**Required task**
Scan the material and copy every line in which "продажу" appears.

--------------------------------

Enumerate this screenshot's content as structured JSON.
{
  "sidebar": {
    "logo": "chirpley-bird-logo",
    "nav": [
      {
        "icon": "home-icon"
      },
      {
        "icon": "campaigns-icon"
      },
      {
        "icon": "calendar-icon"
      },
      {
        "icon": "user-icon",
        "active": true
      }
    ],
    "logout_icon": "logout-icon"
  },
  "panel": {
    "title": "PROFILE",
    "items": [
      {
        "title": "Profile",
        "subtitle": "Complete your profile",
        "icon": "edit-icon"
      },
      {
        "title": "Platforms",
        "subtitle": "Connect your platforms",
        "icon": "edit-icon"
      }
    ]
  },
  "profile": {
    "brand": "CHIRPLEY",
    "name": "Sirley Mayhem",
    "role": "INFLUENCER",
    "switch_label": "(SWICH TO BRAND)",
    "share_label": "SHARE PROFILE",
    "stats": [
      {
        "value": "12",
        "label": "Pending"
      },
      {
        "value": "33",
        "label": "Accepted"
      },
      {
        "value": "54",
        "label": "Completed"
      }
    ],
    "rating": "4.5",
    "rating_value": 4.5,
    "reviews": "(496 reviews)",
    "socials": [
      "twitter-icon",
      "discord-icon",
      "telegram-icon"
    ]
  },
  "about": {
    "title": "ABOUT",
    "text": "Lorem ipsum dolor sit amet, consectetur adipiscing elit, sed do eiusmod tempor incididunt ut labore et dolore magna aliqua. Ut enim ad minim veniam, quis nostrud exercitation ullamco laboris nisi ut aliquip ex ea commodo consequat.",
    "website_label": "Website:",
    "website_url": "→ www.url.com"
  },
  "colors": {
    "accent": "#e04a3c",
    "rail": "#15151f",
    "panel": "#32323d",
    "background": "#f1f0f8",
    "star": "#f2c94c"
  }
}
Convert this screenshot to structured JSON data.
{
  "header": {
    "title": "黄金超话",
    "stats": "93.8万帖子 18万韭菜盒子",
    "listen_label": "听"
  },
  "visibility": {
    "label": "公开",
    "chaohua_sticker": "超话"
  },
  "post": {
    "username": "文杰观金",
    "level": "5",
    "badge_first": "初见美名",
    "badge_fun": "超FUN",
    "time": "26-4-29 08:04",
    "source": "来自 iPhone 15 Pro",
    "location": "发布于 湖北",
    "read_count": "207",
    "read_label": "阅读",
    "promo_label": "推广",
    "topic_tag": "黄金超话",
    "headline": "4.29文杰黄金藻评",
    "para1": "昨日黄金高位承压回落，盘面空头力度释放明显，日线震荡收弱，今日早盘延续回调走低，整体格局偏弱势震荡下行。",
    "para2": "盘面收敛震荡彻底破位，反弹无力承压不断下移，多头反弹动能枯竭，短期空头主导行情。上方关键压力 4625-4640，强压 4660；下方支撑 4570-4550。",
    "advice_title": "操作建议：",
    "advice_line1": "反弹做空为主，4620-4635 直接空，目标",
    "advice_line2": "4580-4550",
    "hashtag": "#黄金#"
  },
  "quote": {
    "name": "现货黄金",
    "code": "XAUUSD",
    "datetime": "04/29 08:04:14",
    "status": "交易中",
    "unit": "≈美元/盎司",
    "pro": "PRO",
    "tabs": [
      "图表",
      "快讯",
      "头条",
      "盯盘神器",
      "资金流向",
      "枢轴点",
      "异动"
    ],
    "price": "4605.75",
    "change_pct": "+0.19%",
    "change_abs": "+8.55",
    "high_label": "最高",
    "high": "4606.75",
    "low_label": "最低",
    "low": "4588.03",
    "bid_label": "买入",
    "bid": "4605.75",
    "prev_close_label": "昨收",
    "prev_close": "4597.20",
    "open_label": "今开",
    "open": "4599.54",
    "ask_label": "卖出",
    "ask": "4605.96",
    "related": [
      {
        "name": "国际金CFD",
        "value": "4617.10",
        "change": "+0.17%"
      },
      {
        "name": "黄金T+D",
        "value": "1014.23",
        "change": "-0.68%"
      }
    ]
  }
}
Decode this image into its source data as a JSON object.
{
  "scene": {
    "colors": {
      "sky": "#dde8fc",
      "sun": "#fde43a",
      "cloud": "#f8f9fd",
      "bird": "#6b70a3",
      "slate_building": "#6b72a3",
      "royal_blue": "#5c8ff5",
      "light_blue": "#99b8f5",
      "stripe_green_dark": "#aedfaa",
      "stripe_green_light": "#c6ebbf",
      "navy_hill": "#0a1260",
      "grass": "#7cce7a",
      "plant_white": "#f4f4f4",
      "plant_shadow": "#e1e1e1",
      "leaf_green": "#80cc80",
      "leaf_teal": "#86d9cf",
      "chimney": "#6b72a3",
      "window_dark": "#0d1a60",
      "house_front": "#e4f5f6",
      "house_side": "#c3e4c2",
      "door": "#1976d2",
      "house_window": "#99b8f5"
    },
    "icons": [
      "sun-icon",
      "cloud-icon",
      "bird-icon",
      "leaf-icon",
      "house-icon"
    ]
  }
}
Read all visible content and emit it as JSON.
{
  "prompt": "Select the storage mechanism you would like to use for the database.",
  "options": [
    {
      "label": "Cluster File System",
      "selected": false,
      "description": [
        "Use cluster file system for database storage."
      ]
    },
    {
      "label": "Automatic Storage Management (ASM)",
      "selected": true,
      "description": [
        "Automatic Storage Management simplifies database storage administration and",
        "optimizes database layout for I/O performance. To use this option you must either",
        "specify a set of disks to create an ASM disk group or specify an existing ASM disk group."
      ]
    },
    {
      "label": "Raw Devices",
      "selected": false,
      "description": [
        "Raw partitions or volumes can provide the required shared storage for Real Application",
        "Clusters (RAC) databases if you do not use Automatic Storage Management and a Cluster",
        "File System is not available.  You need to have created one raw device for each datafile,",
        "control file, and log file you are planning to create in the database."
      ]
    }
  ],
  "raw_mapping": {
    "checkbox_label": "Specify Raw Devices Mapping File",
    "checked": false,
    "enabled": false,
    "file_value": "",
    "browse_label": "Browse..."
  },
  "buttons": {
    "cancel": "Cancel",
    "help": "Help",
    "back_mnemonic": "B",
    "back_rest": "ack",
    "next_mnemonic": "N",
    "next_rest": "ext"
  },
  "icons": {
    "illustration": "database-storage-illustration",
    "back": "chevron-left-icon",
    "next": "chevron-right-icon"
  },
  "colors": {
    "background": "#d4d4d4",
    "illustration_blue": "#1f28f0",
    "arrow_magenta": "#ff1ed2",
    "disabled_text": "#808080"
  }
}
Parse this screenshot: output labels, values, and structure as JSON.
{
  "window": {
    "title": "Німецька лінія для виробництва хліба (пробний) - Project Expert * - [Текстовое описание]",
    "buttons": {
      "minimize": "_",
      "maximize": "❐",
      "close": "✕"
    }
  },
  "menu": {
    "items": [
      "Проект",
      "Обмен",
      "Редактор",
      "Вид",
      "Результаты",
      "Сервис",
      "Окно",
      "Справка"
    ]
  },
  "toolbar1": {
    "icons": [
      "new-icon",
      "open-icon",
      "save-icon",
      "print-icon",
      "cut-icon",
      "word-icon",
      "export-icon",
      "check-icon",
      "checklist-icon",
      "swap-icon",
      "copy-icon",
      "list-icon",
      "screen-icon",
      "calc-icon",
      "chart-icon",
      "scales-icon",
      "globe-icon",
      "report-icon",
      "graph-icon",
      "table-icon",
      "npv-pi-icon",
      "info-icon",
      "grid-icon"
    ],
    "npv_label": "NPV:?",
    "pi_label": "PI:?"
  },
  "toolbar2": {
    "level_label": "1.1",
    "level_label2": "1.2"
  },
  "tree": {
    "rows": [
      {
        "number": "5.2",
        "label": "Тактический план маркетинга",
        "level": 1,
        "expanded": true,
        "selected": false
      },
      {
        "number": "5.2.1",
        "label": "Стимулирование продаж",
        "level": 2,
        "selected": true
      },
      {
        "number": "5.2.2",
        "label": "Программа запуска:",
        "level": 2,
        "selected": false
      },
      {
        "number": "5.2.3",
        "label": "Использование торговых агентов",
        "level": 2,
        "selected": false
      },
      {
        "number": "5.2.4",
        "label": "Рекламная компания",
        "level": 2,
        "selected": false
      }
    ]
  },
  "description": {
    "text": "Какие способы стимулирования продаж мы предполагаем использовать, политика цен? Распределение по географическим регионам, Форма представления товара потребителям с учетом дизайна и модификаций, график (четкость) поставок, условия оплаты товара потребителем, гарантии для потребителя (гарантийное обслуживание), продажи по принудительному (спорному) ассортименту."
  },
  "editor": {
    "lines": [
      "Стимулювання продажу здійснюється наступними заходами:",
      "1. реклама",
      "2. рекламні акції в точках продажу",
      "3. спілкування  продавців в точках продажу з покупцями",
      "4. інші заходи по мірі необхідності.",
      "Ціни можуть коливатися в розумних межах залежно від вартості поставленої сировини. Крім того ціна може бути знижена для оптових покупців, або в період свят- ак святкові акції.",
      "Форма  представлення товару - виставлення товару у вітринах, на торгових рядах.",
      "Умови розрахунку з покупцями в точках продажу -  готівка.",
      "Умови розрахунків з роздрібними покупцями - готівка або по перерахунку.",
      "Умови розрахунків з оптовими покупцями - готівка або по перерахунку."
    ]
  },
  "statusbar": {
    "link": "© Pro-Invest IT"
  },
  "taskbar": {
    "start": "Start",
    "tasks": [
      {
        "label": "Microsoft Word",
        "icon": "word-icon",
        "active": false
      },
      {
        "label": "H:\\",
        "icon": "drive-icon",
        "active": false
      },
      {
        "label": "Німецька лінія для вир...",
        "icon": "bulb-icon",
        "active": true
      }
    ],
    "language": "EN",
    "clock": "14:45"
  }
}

--------------------------------

**Response**
      "Стимулювання продажу здійснюється наступними заходами:",
      "2. рекламні акції в точках продажу",
      "3. спілкування  продавців в точках продажу з покупцями",
      "Умови розрахунку з покупцями в точках продажу -  готівка.",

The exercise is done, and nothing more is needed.